**The problem**
State how many lines contain "ylabel", and write nothing except that count.

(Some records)
+-------+

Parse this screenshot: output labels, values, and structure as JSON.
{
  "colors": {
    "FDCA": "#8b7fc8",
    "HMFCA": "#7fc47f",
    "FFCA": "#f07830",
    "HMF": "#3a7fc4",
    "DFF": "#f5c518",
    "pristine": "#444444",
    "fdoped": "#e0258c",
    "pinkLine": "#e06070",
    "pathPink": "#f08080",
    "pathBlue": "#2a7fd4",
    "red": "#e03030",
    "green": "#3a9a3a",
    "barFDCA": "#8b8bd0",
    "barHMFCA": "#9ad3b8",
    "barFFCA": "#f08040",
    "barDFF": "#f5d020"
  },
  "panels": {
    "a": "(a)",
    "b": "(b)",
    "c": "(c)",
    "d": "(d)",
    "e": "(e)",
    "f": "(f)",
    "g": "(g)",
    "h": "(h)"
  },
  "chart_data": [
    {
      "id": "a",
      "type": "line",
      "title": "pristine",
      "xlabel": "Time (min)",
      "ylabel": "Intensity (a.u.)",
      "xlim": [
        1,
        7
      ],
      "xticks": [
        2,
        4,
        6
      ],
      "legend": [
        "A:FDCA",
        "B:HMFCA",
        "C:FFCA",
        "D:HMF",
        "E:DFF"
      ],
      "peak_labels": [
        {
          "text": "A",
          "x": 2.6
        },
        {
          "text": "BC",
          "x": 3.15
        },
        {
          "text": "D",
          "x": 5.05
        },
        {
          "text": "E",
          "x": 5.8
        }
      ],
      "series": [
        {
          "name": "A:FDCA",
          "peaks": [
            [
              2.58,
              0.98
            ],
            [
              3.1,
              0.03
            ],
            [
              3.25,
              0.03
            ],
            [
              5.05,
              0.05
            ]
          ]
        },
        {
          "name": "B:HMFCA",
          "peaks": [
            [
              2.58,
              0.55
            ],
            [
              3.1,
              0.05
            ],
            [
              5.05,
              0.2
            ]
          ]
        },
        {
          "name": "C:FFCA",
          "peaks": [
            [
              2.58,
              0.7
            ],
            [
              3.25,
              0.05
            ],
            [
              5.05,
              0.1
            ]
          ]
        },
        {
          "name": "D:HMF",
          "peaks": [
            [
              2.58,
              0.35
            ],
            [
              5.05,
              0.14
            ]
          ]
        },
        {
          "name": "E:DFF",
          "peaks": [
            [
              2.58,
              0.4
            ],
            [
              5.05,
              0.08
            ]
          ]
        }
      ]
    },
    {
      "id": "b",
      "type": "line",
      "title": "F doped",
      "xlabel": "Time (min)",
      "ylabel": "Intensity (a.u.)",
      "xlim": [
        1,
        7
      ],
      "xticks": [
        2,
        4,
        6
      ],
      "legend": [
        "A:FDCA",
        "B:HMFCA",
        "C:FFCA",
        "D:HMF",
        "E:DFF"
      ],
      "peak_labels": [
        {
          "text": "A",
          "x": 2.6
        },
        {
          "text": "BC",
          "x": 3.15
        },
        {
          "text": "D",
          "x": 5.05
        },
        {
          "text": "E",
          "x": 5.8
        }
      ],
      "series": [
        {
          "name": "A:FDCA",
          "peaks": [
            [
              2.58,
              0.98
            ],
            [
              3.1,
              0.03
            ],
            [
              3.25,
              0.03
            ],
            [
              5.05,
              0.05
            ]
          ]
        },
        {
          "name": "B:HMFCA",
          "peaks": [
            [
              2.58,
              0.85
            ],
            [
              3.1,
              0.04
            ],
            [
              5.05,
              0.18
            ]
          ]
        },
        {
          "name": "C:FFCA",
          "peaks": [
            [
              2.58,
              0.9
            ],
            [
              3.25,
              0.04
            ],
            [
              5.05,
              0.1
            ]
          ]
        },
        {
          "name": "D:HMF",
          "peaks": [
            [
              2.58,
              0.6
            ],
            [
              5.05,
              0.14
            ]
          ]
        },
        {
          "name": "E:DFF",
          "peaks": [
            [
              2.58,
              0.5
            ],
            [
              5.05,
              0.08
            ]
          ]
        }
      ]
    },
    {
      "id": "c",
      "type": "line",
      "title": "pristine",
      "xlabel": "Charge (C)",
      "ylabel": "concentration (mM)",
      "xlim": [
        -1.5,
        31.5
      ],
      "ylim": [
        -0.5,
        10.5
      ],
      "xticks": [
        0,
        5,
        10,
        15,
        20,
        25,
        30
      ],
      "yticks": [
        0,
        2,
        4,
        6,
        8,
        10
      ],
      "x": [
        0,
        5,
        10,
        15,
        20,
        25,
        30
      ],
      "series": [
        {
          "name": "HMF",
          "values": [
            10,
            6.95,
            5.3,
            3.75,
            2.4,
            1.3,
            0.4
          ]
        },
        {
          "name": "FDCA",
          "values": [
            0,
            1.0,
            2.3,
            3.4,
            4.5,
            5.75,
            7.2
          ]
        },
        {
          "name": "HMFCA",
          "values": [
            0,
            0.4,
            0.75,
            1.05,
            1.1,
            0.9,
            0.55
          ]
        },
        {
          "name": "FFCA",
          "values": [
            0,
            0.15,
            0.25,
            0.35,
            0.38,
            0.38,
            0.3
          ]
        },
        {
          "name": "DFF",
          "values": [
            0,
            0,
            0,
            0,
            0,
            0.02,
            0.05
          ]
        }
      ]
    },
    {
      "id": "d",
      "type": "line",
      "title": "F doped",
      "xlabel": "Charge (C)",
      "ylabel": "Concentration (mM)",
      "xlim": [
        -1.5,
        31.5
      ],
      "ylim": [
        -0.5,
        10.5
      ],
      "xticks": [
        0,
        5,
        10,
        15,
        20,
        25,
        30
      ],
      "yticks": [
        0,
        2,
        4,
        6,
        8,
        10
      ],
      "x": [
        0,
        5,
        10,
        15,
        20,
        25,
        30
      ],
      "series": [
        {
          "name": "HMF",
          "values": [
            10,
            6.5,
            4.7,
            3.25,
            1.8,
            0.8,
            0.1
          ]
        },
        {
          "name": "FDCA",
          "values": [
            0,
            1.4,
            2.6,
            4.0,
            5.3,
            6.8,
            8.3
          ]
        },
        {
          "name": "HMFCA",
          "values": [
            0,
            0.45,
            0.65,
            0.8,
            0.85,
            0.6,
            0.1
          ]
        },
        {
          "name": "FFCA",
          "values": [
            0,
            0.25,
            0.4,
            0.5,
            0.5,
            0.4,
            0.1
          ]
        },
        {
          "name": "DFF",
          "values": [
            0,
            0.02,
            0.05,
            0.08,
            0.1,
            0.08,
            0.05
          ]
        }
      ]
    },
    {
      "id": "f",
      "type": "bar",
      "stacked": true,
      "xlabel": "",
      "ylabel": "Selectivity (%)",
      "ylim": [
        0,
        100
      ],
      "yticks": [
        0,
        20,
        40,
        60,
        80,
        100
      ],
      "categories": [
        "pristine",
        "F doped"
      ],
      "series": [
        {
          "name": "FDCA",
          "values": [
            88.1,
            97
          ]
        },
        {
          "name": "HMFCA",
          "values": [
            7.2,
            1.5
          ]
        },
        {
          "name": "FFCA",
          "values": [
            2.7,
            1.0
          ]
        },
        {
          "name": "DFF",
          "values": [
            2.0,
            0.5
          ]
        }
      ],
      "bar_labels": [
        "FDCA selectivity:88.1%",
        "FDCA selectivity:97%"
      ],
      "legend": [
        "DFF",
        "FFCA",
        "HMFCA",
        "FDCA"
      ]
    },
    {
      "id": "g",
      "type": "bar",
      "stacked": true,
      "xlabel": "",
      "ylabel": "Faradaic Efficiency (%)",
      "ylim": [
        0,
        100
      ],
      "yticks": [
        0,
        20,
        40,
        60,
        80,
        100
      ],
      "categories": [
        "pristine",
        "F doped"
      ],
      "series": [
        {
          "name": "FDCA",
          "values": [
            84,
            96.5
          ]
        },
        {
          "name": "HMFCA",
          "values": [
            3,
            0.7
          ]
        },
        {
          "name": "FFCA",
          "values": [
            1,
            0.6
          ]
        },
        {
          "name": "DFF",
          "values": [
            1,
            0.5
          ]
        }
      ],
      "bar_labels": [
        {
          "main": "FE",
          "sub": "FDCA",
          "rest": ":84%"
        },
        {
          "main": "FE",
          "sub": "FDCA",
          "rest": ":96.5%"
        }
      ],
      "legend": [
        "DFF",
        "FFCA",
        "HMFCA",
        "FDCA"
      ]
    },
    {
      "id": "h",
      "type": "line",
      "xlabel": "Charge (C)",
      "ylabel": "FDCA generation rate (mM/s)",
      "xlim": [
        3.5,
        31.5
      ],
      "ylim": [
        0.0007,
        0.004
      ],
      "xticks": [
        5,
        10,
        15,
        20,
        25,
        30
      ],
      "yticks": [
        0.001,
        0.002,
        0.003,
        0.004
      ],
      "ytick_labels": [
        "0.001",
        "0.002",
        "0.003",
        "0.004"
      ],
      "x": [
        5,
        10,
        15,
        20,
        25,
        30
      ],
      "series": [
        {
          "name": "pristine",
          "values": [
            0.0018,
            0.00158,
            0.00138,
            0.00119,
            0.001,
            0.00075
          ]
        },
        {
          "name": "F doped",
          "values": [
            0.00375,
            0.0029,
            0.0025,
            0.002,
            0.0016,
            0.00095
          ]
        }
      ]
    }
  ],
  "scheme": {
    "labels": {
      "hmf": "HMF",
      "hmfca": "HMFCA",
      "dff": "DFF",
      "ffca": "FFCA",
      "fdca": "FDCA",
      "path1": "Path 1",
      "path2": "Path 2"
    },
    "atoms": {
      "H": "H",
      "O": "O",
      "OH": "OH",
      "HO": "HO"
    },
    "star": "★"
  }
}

+-------+

**Finished task**
7